* _Stated exercise_
Select from the records below every line that has the word "보조하였습니다" in it.

* _Working data_
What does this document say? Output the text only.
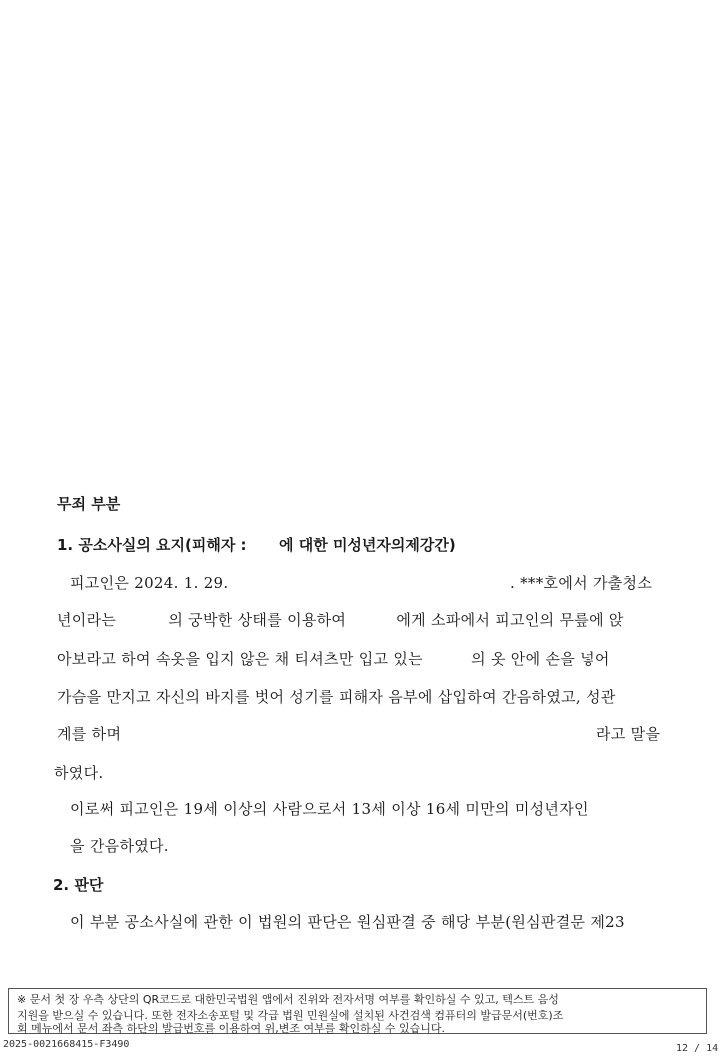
무죄 부분
1. 공소사실의 요지(피해자 : 에 대한 미성년자의제강간)
피고인은 2024. 1. 29.	. ***호에서 가출청소
년이라는	의 궁박한 상태를 이용하여	에게 소파에서 피고인의 무릎에 앉
아보라고 하여 속옷을 입지 않은 채 티셔츠만 입고 있는	의 옷 안에 손을 넣어
가슴을 만지고 자신의 바지를 벗어 성기를 피해자 음부에 삽입하여 간음하였고, 성관
계를 하며	라고 말을
하였다.
이로써 피고인은 19세 이상의 사람으로서 13세 이상 16세 미만의 미성년자인
을 간음하였다.
2. 판단
이 부분 공소사실에 관한 이 법원의 판단은 원심판결 중 해당 부분(원심판결문 제23
※ 문서 첫 장 우측 상단의 QR코드로 대한민국법원 앱에서 진위와 전자서명 여부를 확인하실 수 있고, 텍스트 음성
지원을 받으실 수 있습니다. 또한 전자소송포털 및 각급 법원 민원실에 설치된 사건검색 컴퓨터의 발급문서(번호)조
회 메뉴에서 문서 좌측 하단의 발급번호를 이용하여 위,변조 여부를 확인하실 수 있습니다.
2025-0021668415-F3490	12 / 14
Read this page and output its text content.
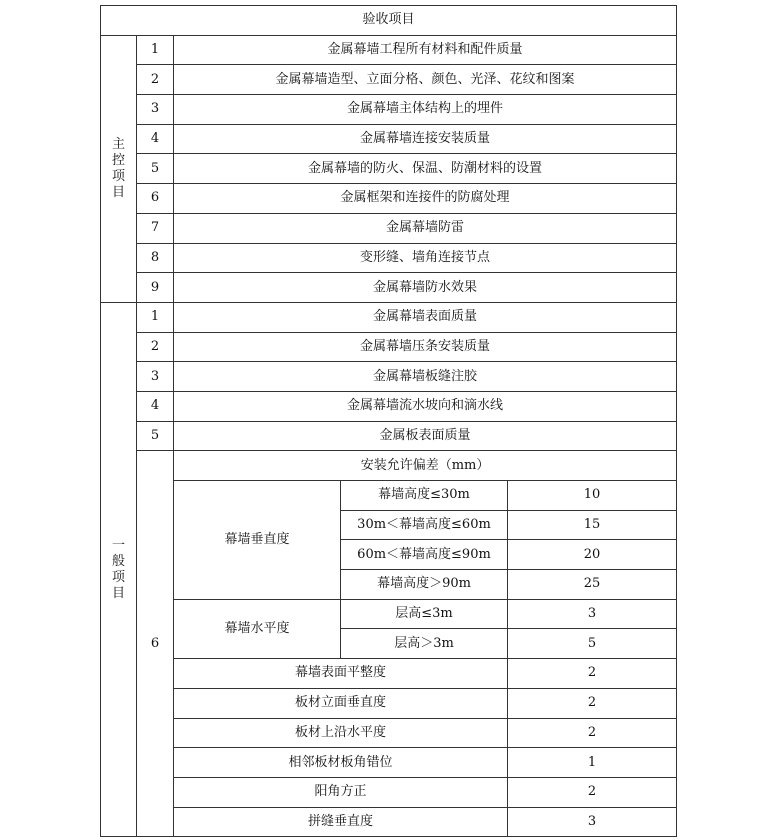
验收项目				
主控项目	1	金属幕墙工程所有材料和配件质量		
	2	金属幕墙造型、立面分格、颜色、光泽、花纹和图案		
	3	金属幕墙主体结构上的埋件		
	4	金属幕墙连接安装质量		
	5	金属幕墙的防火、保温、防潮材料的设置		
	6	金属框架和连接件的防腐处理		
	7	金属幕墙防雷		
	8	变形缝、墙角连接节点		
	9	金属幕墙防水效果		
一般项目	1	金属幕墙表面质量		
	2	金属幕墙压条安装质量		
	3	金属幕墙板缝注胶		
	4	金属幕墙流水坡向和滴水线		
	5	金属板表面质量		
	6	安装允许偏差（mm）		
		幕墙垂直度	幕墙高度≤30m	10
			30m＜幕墙高度≤60m	15
			60m＜幕墙高度≤90m	20
			幕墙高度＞90m	25
		幕墙水平度	层高≤3m	3
			层高＞3m	5
		幕墙表面平整度		2
		板材立面垂直度		2
		板材上沿水平度		2
		相邻板材板角错位		1
		阳角方正		2
		拼缝垂直度		3
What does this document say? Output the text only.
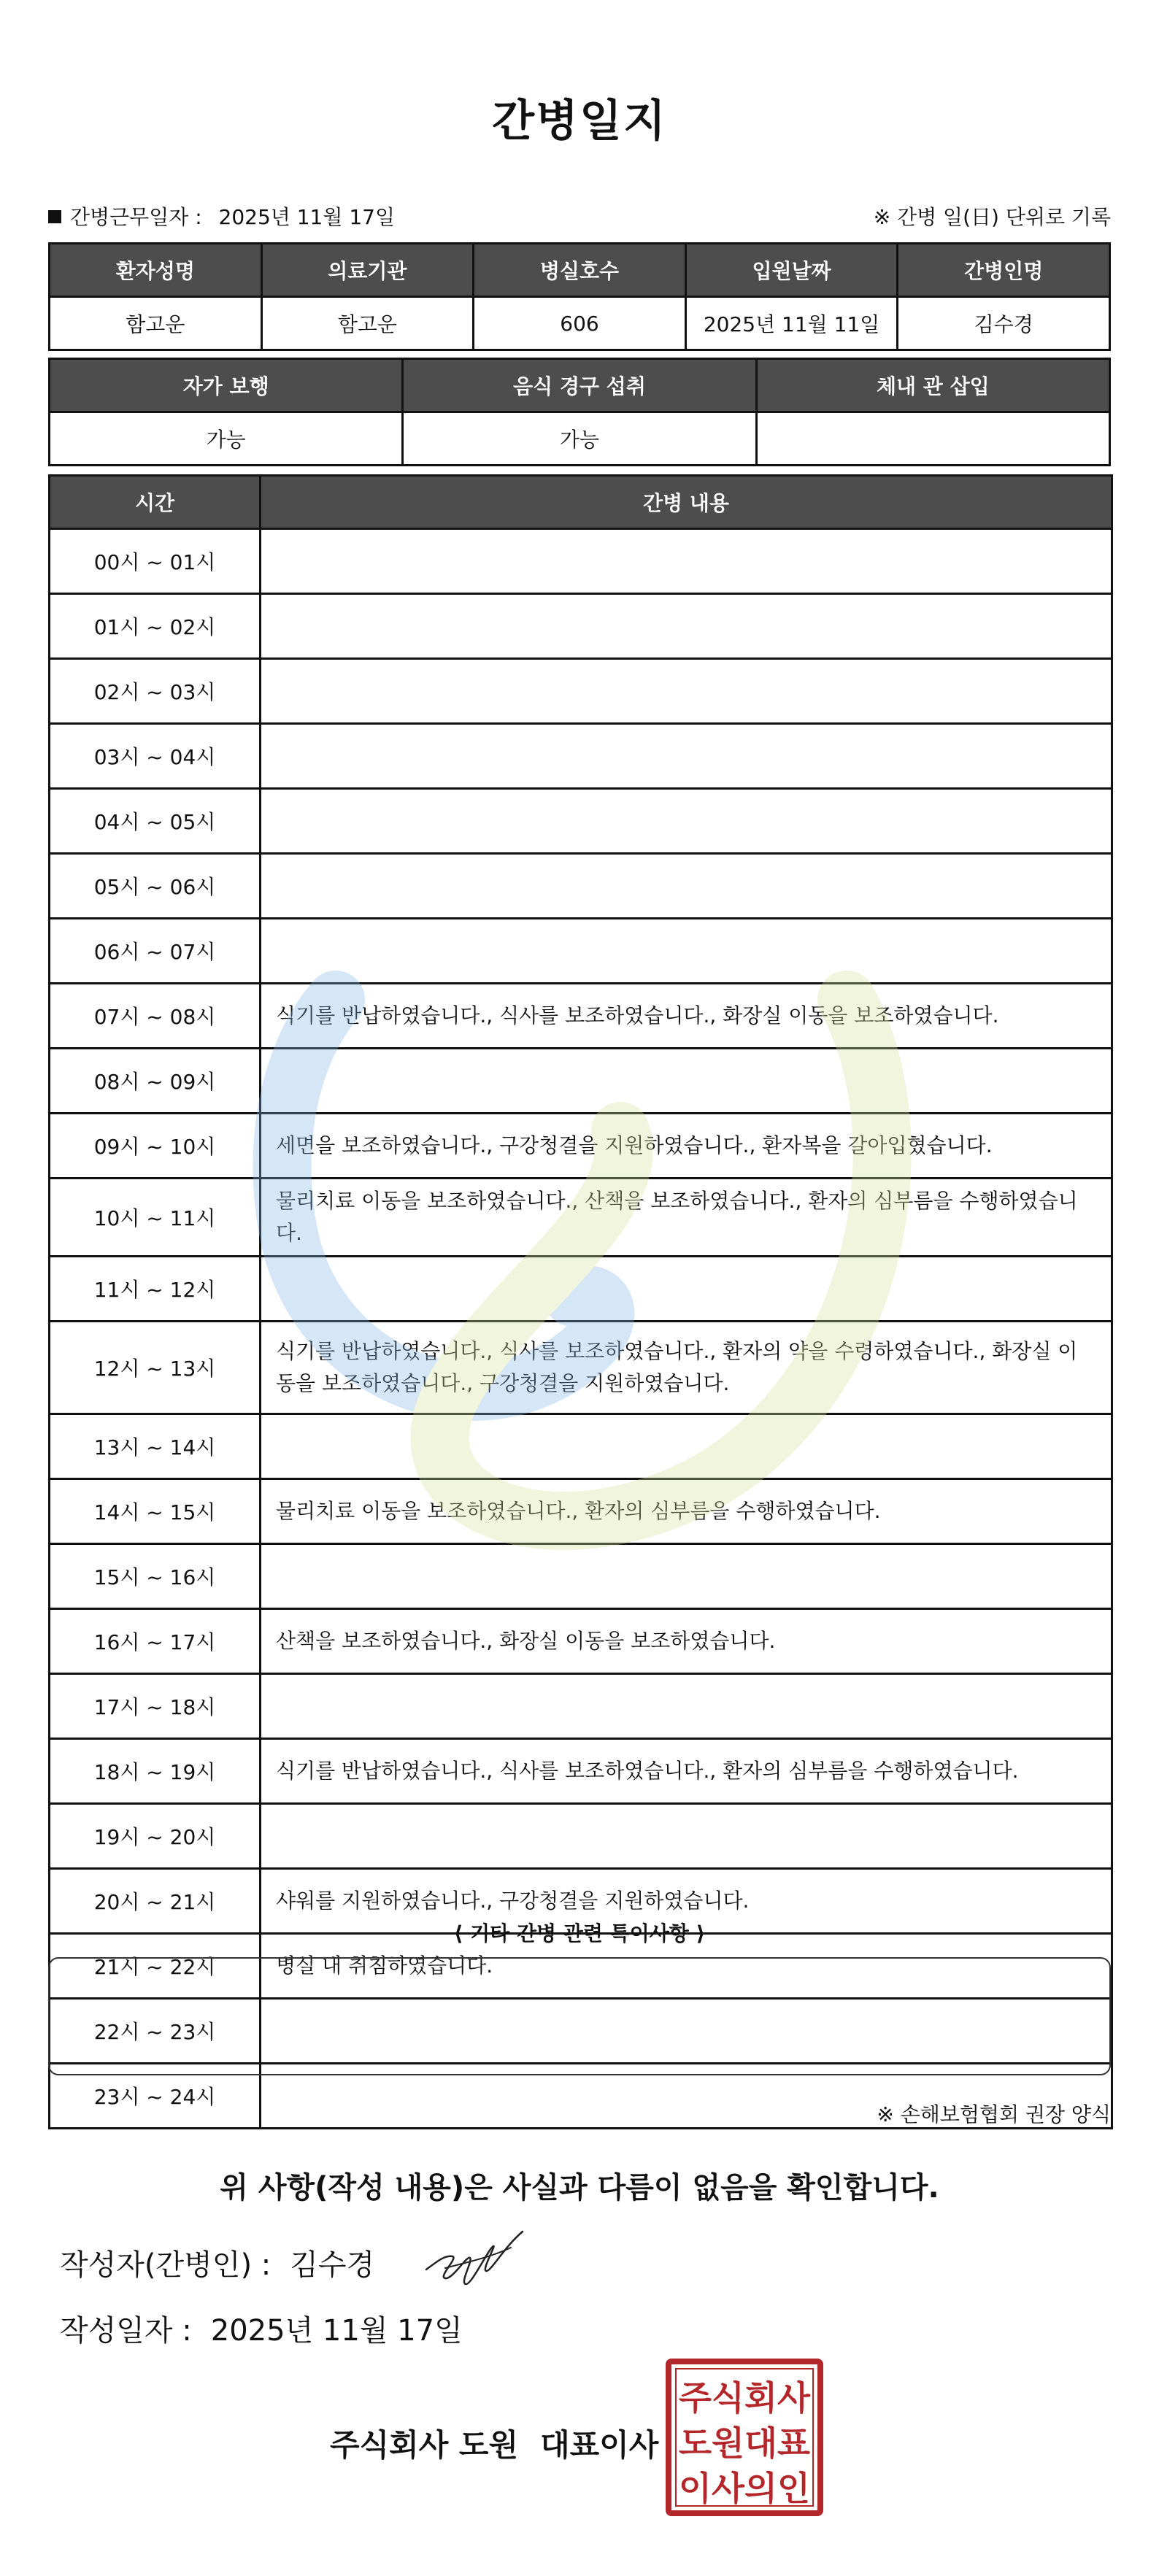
간병일지
간병근무일자 : 2025년 11월 17일	※ 간병 일(日) 단위로 기록
환자성명	의료기관	병실호수	입원날짜	간병인명
함고운	함고운	606	2025년 11월 11일	김수경
자가 보행	음식 경구 섭취	체내 관 삽입
가능	가능	
시간	간병 내용
00시 ~ 01시	
01시 ~ 02시	
02시 ~ 03시	
03시 ~ 04시	
04시 ~ 05시	
05시 ~ 06시	
06시 ~ 07시	
07시 ~ 08시	식기를 반납하였습니다., 식사를 보조하였습니다., 화장실 이동을 보조하였습니다.
08시 ~ 09시	
09시 ~ 10시	세면을 보조하였습니다., 구강청결을 지원하였습니다., 환자복을 갈아입혔습니다.
10시 ~ 11시	물리치료 이동을 보조하였습니다., 산책을 보조하였습니다., 환자의 심부름을 수행하였습니다.
11시 ~ 12시	
12시 ~ 13시	식기를 반납하였습니다., 식사를 보조하였습니다., 환자의 약을 수령하였습니다., 화장실 이동을 보조하였습니다., 구강청결을 지원하였습니다.
13시 ~ 14시	
14시 ~ 15시	물리치료 이동을 보조하였습니다., 환자의 심부름을 수행하였습니다.
15시 ~ 16시	
16시 ~ 17시	산책을 보조하였습니다., 화장실 이동을 보조하였습니다.
17시 ~ 18시	
18시 ~ 19시	식기를 반납하였습니다., 식사를 보조하였습니다., 환자의 심부름을 수행하였습니다.
19시 ~ 20시	
20시 ~ 21시	샤워를 지원하였습니다., 구강청결을 지원하였습니다.
21시 ~ 22시	병실 내 취침하였습니다.
22시 ~ 23시	
23시 ~ 24시	
⟨ 기타 간병 관련 특이사항 ⟩
※ 손해보험협회 권장 양식
위 사항(작성 내용)은 사실과 다름이 없음을 확인합니다.
작성자(간병인) : 김수경
작성일자 : 2025년 11월 17일
주식회사 도원 대표이사
주식회사
도원대표
이사의인
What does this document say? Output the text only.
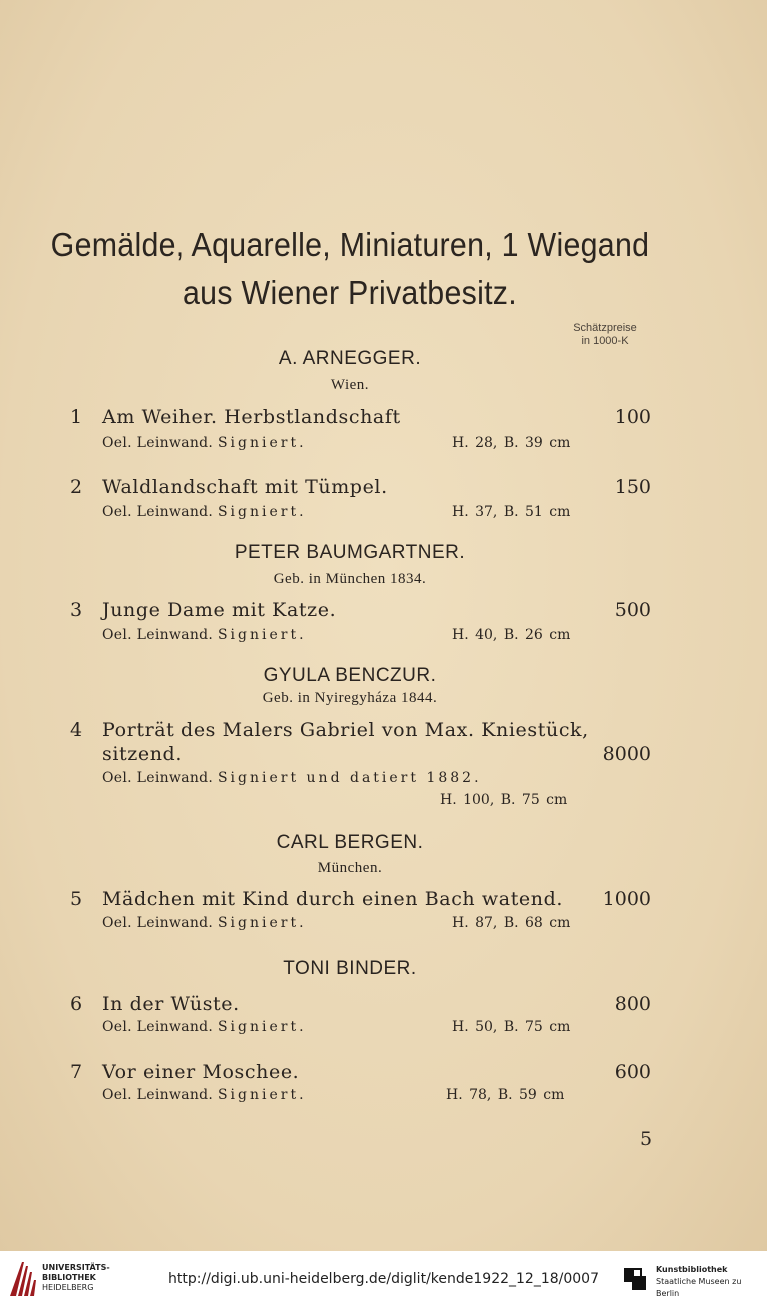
Gemälde, Aquarelle, Miniaturen, 1 Wiegand
aus Wiener Privatbesitz.
Schätzpreise
in 1000-K
A. ARNEGGER.
Wien.
1 Am Weiher. Herbstlandschaft	100
Oel. Leinwand. Signiert.	H. 28, B. 39 cm
2 Waldlandschaft mit Tümpel.	150
Oel. Leinwand. Signiert.	H. 37, B. 51 cm
PETER BAUMGARTNER.
Geb. in München 1834.
3 Junge Dame mit Katze.	500
Oel. Leinwand. Signiert.	H. 40, B. 26 cm
GYULA BENCZUR.
Geb. in Nyiregyháza 1844.
4 Porträt des Malers Gabriel von Max. Kniestück,
sitzend.	8000
Oel. Leinwand. Signiert und datiert 1882.
H. 100, B. 75 cm
CARL BERGEN.
München.
5 Mädchen mit Kind durch einen Bach watend. 1000
Oel. Leinwand. Signiert.	H. 87, B. 68 cm
TONI BINDER.
6 In der Wüste.	800
Oel. Leinwand. Signiert.	H. 50, B. 75 cm
7 Vor einer Moschee.	600
Oel. Leinwand. Signiert.	H. 78, B. 59 cm
5
UNIVERSITÄTS-
BIBLIOTHEK
HEIDELBERG
http://digi.ub.uni-heidelberg.de/diglit/kende1922_12_18/0007
Kunstbibliothek
Staatliche Museen zu Berlin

* _Response to this exercise_
07시 ~ 08시	식기를 반납하였습니다., 식사를 보조하였습니다., 화장실 이동을 보조하였습니다.
09시 ~ 10시	세면을 보조하였습니다., 구강청결을 지원하였습니다., 환자복을 갈아입혔습니다.
10시 ~ 11시	물리치료 이동을 보조하였습니다., 산책을 보조하였습니다., 환자의 심부름을 수행하였습니다.
12시 ~ 13시	식기를 반납하였습니다., 식사를 보조하였습니다., 환자의 약을 수령하였습니다., 화장실 이동을 보조하였습니다., 구강청결을 지원하였습니다.
14시 ~ 15시	물리치료 이동을 보조하였습니다., 환자의 심부름을 수행하였습니다.
16시 ~ 17시	산책을 보조하였습니다., 화장실 이동을 보조하였습니다.
18시 ~ 19시	식기를 반납하였습니다., 식사를 보조하였습니다., 환자의 심부름을 수행하였습니다.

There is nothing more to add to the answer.